# Exercise task
Comb the records below for the string "tiêu" and copy each line where it turns up.

# Dataset entries

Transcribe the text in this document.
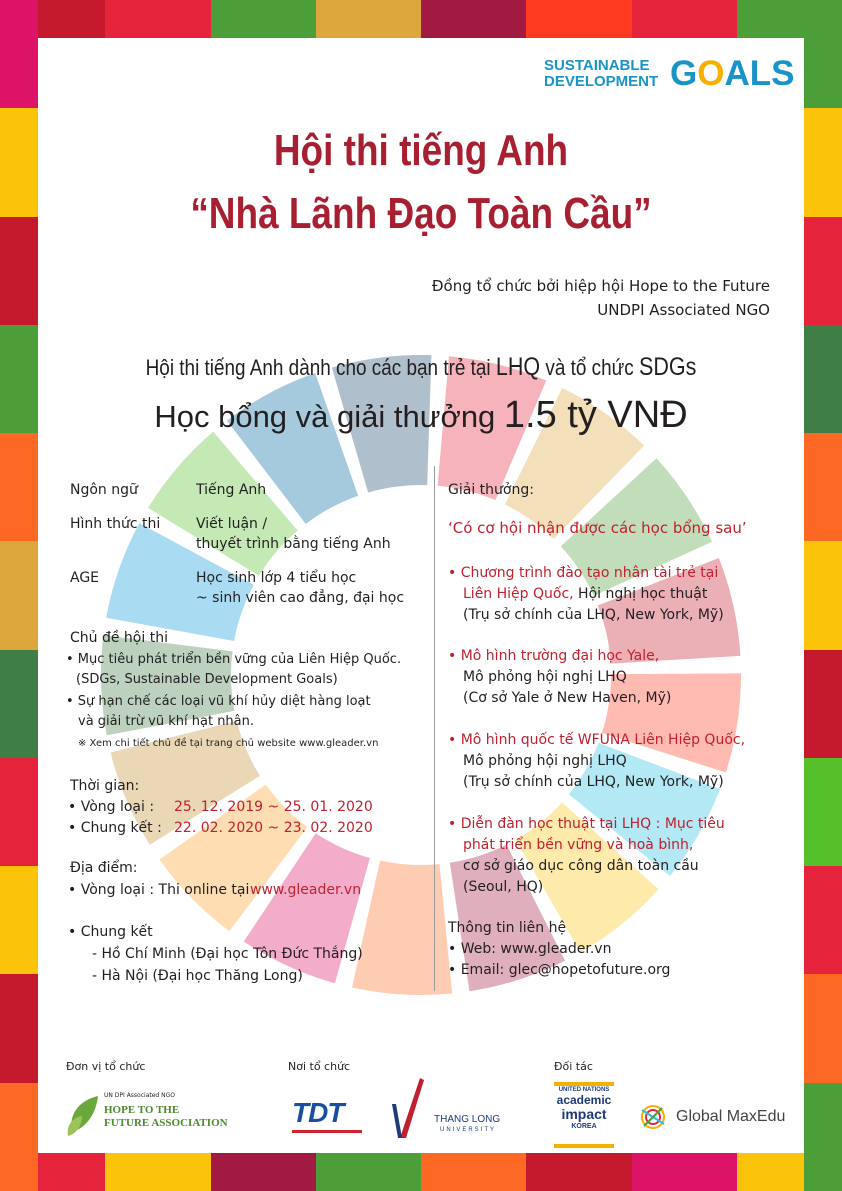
SUSTAINABLE
DEVELOPMENT GOALS
Hội thi tiếng Anh
“Nhà Lãnh Đạo Toàn Cầu”
Đồng tổ chức bởi hiệp hội Hope to the Future
UNDPI Associated NGO
Hội thi tiếng Anh dành cho các bạn trẻ tại LHQ và tổ chức SDGs
Học bổng và giải thưởng 1.5 tỷ VNĐ
Ngôn ngữ	Tiếng Anh
Hình thức thi	Viết luận /
thuyết trình bằng tiếng Anh
AGE	Học sinh lớp 4 tiểu học
~ sinh viên cao đẳng, đại học
Chủ đề hội thi
• Mục tiêu phát triển bền vững của Liên Hiệp Quốc.
(SDGs, Sustainable Development Goals)
• Sự hạn chế các loại vũ khí hủy diệt hàng loạt
và giải trừ vũ khí hạt nhân.
※ Xem chi tiết chủ đề tại trang chủ website www.gleader.vn
Thời gian:
• Vòng loại : 25. 12. 2019 ~ 25. 01. 2020
• Chung kết : 22. 02. 2020 ~ 23. 02. 2020
Địa điểm:
• Vòng loại : Thi online tại www.gleader.vn
• Chung kết
- Hồ Chí Minh (Đại học Tôn Đức Thắng)
- Hà Nội (Đại học Thăng Long)
Giải thưởng:
‘Có cơ hội nhận được các học bổng sau’
• Chương trình đào tạo nhân tài trẻ tại
Liên Hiệp Quốc, Hội nghị học thuật
(Trụ sở chính của LHQ, New York, Mỹ)
• Mô hình trường đại học Yale,
Mô phỏng hội nghị LHQ
(Cơ sở Yale ở New Haven, Mỹ)
• Mô hình quốc tế WFUNA Liên Hiệp Quốc,
Mô phỏng hội nghị LHQ
(Trụ sở chính của LHQ, New York, Mỹ)
• Diễn đàn học thuật tại LHQ : Mục tiêu
phát triển bền vững và hoà bình,
cơ sở giáo dục công dân toàn cầu
(Seoul, HQ)
Thông tin liên hệ
• Web: www.gleader.vn
• Email: glec@hopetofuture.org
Đơn vị tổ chức	Nơi tổ chức	Đối tác
UN DPI Associated NGO
HOPE TO THE
FUTURE ASSOCIATION TDT	THANG LONG
UNIVERSITY
UNITED NATIONS
academic
impact
KOREA
Global MaxEdu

# The result
• Mục tiêu phát triển bền vững của Liên Hiệp Quốc.
• Diễn đàn học thuật tại LHQ : Mục tiêu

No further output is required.